=== Data shown ===
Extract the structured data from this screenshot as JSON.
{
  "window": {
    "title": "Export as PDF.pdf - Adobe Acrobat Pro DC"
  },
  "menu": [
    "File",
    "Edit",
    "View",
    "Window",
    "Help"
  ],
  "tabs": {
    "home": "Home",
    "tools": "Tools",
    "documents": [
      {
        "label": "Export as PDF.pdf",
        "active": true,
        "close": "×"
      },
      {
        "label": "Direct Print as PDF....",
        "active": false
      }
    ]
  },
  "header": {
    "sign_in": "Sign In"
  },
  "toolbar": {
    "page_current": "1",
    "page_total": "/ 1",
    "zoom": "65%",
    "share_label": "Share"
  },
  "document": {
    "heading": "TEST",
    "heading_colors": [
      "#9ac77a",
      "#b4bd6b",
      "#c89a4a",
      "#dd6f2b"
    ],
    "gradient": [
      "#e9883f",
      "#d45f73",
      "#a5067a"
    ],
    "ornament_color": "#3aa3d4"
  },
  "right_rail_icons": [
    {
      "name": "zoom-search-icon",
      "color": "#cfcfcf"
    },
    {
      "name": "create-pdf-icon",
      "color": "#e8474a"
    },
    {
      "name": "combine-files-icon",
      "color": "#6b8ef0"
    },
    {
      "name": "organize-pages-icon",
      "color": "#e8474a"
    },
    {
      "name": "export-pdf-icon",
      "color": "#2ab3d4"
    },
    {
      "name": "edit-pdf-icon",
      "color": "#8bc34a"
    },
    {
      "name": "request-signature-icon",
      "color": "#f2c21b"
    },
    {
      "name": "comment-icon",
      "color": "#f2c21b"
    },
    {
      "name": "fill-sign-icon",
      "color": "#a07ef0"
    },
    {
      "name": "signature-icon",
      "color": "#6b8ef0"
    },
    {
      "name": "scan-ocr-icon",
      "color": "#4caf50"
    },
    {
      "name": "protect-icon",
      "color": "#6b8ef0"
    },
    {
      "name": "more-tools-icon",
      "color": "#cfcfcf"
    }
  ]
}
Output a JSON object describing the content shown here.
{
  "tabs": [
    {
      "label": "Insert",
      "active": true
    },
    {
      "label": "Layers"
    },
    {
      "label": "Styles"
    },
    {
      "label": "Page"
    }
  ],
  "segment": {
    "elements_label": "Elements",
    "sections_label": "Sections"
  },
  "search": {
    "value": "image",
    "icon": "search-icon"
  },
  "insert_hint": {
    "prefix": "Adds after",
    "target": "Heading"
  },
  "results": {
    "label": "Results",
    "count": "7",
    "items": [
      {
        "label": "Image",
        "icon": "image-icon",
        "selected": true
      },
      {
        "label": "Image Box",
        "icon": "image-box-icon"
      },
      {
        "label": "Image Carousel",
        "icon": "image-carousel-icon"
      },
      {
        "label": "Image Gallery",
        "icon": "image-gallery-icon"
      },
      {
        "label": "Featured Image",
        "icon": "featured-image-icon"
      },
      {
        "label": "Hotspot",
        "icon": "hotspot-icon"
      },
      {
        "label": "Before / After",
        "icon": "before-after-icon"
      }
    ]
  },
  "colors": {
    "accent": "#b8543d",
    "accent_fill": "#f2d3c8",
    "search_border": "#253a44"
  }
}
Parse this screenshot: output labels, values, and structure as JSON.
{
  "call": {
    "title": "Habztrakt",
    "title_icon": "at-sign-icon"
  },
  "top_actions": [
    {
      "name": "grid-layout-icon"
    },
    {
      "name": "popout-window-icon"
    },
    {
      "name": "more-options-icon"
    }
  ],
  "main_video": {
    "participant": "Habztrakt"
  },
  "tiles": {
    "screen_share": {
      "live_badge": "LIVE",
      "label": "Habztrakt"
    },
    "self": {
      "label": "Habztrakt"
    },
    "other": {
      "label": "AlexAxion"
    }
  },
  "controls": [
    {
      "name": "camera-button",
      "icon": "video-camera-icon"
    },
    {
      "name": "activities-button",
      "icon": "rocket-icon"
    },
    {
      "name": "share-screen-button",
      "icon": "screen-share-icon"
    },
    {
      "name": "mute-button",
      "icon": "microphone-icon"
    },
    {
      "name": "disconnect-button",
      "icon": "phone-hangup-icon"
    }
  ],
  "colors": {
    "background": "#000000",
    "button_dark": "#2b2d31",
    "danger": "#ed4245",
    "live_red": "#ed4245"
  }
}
===
### Written instruction:
Transcribe each entry precisely, missing none.

### Written answer:
Extract the structured data from this screenshot as JSON.
{
  "window": {
    "title": "Export as PDF.pdf - Adobe Acrobat Pro DC"
  },
  "menu": [
    "File",
    "Edit",
    "View",
    "Window",
    "Help"
  ],
  "tabs": {
    "home": "Home",
    "tools": "Tools",
    "documents": [
      {
        "label": "Export as PDF.pdf",
        "active": true,
        "close": "×"
      },
      {
        "label": "Direct Print as PDF....",
        "active": false
      }
    ]
  },
  "header": {
    "sign_in": "Sign In"
  },
  "toolbar": {
    "page_current": "1",
    "page_total": "/ 1",
    "zoom": "65%",
    "share_label": "Share"
  },
  "document": {
    "heading": "TEST",
    "heading_colors": [
      "#9ac77a",
      "#b4bd6b",
      "#c89a4a",
      "#dd6f2b"
    ],
    "gradient": [
      "#e9883f",
      "#d45f73",
      "#a5067a"
    ],
    "ornament_color": "#3aa3d4"
  },
  "right_rail_icons": [
    {
      "name": "zoom-search-icon",
      "color": "#cfcfcf"
    },
    {
      "name": "create-pdf-icon",
      "color": "#e8474a"
    },
    {
      "name": "combine-files-icon",
      "color": "#6b8ef0"
    },
    {
      "name": "organize-pages-icon",
      "color": "#e8474a"
    },
    {
      "name": "export-pdf-icon",
      "color": "#2ab3d4"
    },
    {
      "name": "edit-pdf-icon",
      "color": "#8bc34a"
    },
    {
      "name": "request-signature-icon",
      "color": "#f2c21b"
    },
    {
      "name": "comment-icon",
      "color": "#f2c21b"
    },
    {
      "name": "fill-sign-icon",
      "color": "#a07ef0"
    },
    {
      "name": "signature-icon",
      "color": "#6b8ef0"
    },
    {
      "name": "scan-ocr-icon",
      "color": "#4caf50"
    },
    {
      "name": "protect-icon",
      "color": "#6b8ef0"
    },
    {
      "name": "more-tools-icon",
      "color": "#cfcfcf"
    }
  ]
}
Output a JSON object describing the content shown here.
{
  "tabs": [
    {
      "label": "Insert",
      "active": true
    },
    {
      "label": "Layers"
    },
    {
      "label": "Styles"
    },
    {
      "label": "Page"
    }
  ],
  "segment": {
    "elements_label": "Elements",
    "sections_label": "Sections"
  },
  "search": {
    "value": "image",
    "icon": "search-icon"
  },
  "insert_hint": {
    "prefix": "Adds after",
    "target": "Heading"
  },
  "results": {
    "label": "Results",
    "count": "7",
    "items": [
      {
        "label": "Image",
        "icon": "image-icon",
        "selected": true
      },
      {
        "label": "Image Box",
        "icon": "image-box-icon"
      },
      {
        "label": "Image Carousel",
        "icon": "image-carousel-icon"
      },
      {
        "label": "Image Gallery",
        "icon": "image-gallery-icon"
      },
      {
        "label": "Featured Image",
        "icon": "featured-image-icon"
      },
      {
        "label": "Hotspot",
        "icon": "hotspot-icon"
      },
      {
        "label": "Before / After",
        "icon": "before-after-icon"
      }
    ]
  },
  "colors": {
    "accent": "#b8543d",
    "accent_fill": "#f2d3c8",
    "search_border": "#253a44"
  }
}
Parse this screenshot: output labels, values, and structure as JSON.
{
  "call": {
    "title": "Habztrakt",
    "title_icon": "at-sign-icon"
  },
  "top_actions": [
    {
      "name": "grid-layout-icon"
    },
    {
      "name": "popout-window-icon"
    },
    {
      "name": "more-options-icon"
    }
  ],
  "main_video": {
    "participant": "Habztrakt"
  },
  "tiles": {
    "screen_share": {
      "live_badge": "LIVE",
      "label": "Habztrakt"
    },
    "self": {
      "label": "Habztrakt"
    },
    "other": {
      "label": "AlexAxion"
    }
  },
  "controls": [
    {
      "name": "camera-button",
      "icon": "video-camera-icon"
    },
    {
      "name": "activities-button",
      "icon": "rocket-icon"
    },
    {
      "name": "share-screen-button",
      "icon": "screen-share-icon"
    },
    {
      "name": "mute-button",
      "icon": "microphone-icon"
    },
    {
      "name": "disconnect-button",
      "icon": "phone-hangup-icon"
    }
  ],
  "colors": {
    "background": "#000000",
    "button_dark": "#2b2d31",
    "danger": "#ed4245",
    "live_red": "#ed4245"
  }
}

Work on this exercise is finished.